_Task statement_
Without changing a character, return the entries, but not the images they hold.

** start The input **

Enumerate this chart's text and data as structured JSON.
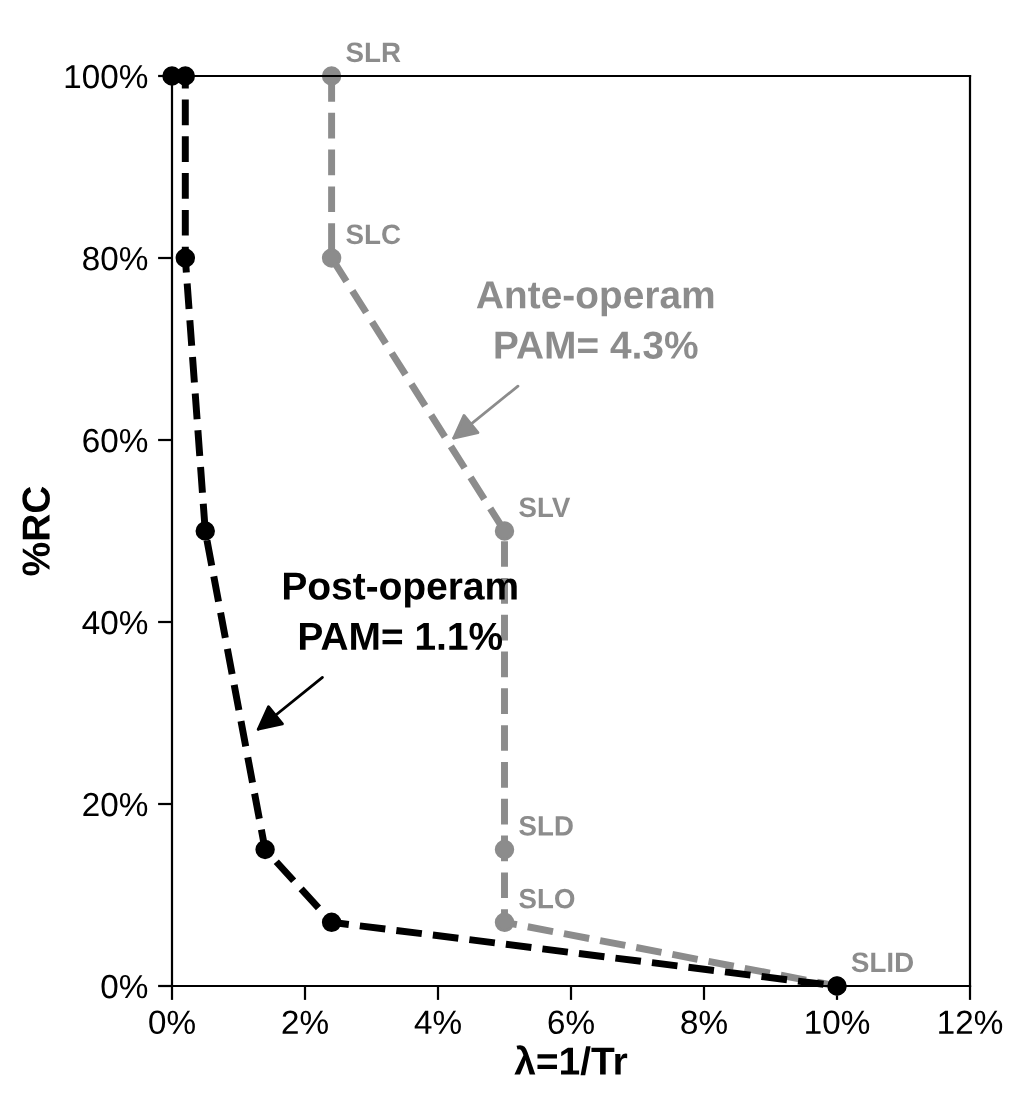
{
  "chart_data": {
    "type": "line",
    "xlabel": "λ=1/Tr",
    "ylabel": "%RC",
    "series": [
      {
        "color": "#8c8c8c",
        "x": [
          2.4,
          2.4,
          5,
          5,
          5,
          10
        ],
        "values": [
          100,
          80,
          50,
          15,
          7,
          0
        ]
      },
      {
        "color": "#000000",
        "x": [
          0,
          0.2,
          0.2,
          0.5,
          1.4,
          2.4,
          10
        ],
        "values": [
          100,
          100,
          80,
          50,
          15,
          7,
          0
        ]
      }
    ],
    "xlim": [
      0,
      12
    ],
    "xticks": [
      {
        "value": 0,
        "label": "0%"
      },
      {
        "value": 2,
        "label": "2%"
      },
      {
        "value": 4,
        "label": "4%"
      },
      {
        "value": 6,
        "label": "6%"
      },
      {
        "value": 8,
        "label": "8%"
      },
      {
        "value": 10,
        "label": "10%"
      },
      {
        "value": 12,
        "label": "12%"
      }
    ],
    "ylim": [
      0,
      100
    ],
    "yticks": [
      {
        "value": 0,
        "label": "0%"
      },
      {
        "value": 20,
        "label": "20%"
      },
      {
        "value": 40,
        "label": "40%"
      },
      {
        "value": 60,
        "label": "60%"
      },
      {
        "value": 80,
        "label": "80%"
      },
      {
        "value": 100,
        "label": "100%"
      }
    ],
    "marker": "circle",
    "line_style": "dashed",
    "grid": false,
    "legend": false,
    "annotations": [
      {
        "text": "SLR",
        "x": 2.4,
        "y": 100
      },
      {
        "text": "SLC",
        "x": 2.4,
        "y": 80
      },
      {
        "text": "SLV",
        "x": 5,
        "y": 50
      },
      {
        "text": "SLD",
        "x": 5,
        "y": 15
      },
      {
        "text": "SLO",
        "x": 5,
        "y": 7
      },
      {
        "text": "SLID",
        "x": 10,
        "y": 0
      },
      {
        "text": "Ante-operam\nPAM= 4.3%",
        "x": 4.2,
        "y": 60
      },
      {
        "text": "Post-operam\nPAM= 1.1%",
        "x": 1.26,
        "y": 28
      }
    ]
  }
}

** end The input **

_Output_
Enumerate this chart's text and data as structured JSON.
{
  "chart_data": {
    "type": "line",
    "xlabel": "λ=1/Tr",
    "ylabel": "%RC",
    "series": [
      {
        "color": "#8c8c8c",
        "x": [
          2.4,
          2.4,
          5,
          5,
          5,
          10
        ],
        "values": [
          100,
          80,
          50,
          15,
          7,
          0
        ]
      },
      {
        "color": "#000000",
        "x": [
          0,
          0.2,
          0.2,
          0.5,
          1.4,
          2.4,
          10
        ],
        "values": [
          100,
          100,
          80,
          50,
          15,
          7,
          0
        ]
      }
    ],
    "xlim": [
      0,
      12
    ],
    "xticks": [
      {
        "value": 0,
        "label": "0%"
      },
      {
        "value": 2,
        "label": "2%"
      },
      {
        "value": 4,
        "label": "4%"
      },
      {
        "value": 6,
        "label": "6%"
      },
      {
        "value": 8,
        "label": "8%"
      },
      {
        "value": 10,
        "label": "10%"
      },
      {
        "value": 12,
        "label": "12%"
      }
    ],
    "ylim": [
      0,
      100
    ],
    "yticks": [
      {
        "value": 0,
        "label": "0%"
      },
      {
        "value": 20,
        "label": "20%"
      },
      {
        "value": 40,
        "label": "40%"
      },
      {
        "value": 60,
        "label": "60%"
      },
      {
        "value": 80,
        "label": "80%"
      },
      {
        "value": 100,
        "label": "100%"
      }
    ],
    "marker": "circle",
    "line_style": "dashed",
    "grid": false,
    "legend": false,
    "annotations": [
      {
        "text": "SLR",
        "x": 2.4,
        "y": 100
      },
      {
        "text": "SLC",
        "x": 2.4,
        "y": 80
      },
      {
        "text": "SLV",
        "x": 5,
        "y": 50
      },
      {
        "text": "SLD",
        "x": 5,
        "y": 15
      },
      {
        "text": "SLO",
        "x": 5,
        "y": 7
      },
      {
        "text": "SLID",
        "x": 10,
        "y": 0
      },
      {
        "text": "Ante-operam\nPAM= 4.3%",
        "x": 4.2,
        "y": 60
      },
      {
        "text": "Post-operam\nPAM= 1.1%",
        "x": 1.26,
        "y": 28
      }
    ]
  }
}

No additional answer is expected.